[Problem to solve] Within the records below, find each line that holds the string "name", then copy it.

[Dataset]
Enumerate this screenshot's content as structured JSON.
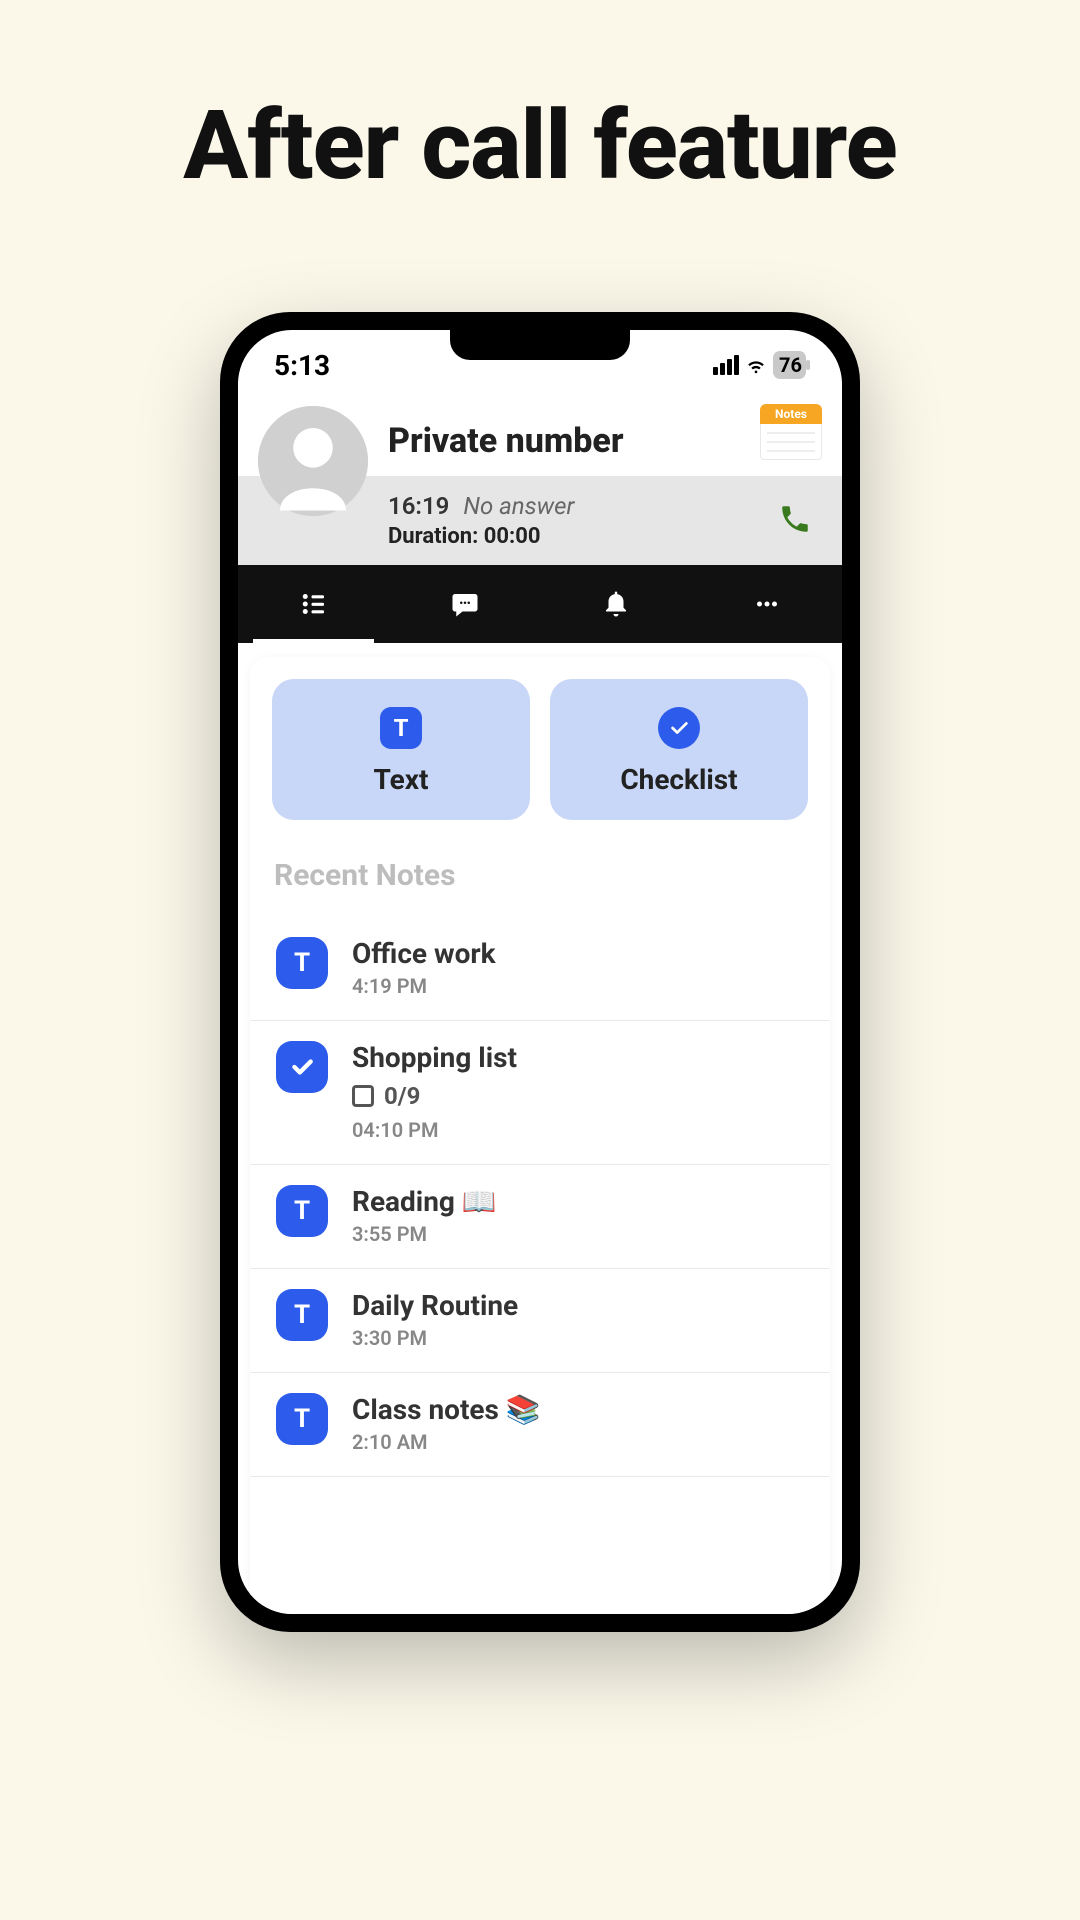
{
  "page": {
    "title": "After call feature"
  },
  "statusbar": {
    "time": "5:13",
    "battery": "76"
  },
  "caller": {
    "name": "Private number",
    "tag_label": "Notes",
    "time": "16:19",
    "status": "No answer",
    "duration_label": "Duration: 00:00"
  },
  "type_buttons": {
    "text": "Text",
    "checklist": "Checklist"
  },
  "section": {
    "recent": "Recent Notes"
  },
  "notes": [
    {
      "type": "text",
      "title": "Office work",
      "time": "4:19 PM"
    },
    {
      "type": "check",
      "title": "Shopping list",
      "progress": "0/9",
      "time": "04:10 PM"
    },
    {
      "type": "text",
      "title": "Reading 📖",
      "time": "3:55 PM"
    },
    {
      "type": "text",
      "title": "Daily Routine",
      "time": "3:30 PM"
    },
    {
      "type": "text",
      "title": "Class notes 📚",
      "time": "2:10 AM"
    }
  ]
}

--

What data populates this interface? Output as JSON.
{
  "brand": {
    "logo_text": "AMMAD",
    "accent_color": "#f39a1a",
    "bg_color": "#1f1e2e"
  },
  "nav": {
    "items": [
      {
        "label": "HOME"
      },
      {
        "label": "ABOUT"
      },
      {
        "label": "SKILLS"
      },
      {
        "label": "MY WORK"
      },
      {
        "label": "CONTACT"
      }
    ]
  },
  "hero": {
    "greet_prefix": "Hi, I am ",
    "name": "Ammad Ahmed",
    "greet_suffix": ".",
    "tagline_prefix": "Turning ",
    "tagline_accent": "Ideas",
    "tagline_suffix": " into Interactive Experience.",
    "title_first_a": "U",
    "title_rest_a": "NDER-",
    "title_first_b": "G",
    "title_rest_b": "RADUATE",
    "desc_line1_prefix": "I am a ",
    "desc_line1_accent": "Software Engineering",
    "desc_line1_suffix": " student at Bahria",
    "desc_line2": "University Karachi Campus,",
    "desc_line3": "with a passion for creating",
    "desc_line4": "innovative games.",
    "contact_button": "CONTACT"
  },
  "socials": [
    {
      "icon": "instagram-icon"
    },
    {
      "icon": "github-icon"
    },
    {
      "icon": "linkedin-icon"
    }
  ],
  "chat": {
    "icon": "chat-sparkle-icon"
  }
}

[Output of the task]
    "name": "Private number",
    "name": "Ammad Ahmed",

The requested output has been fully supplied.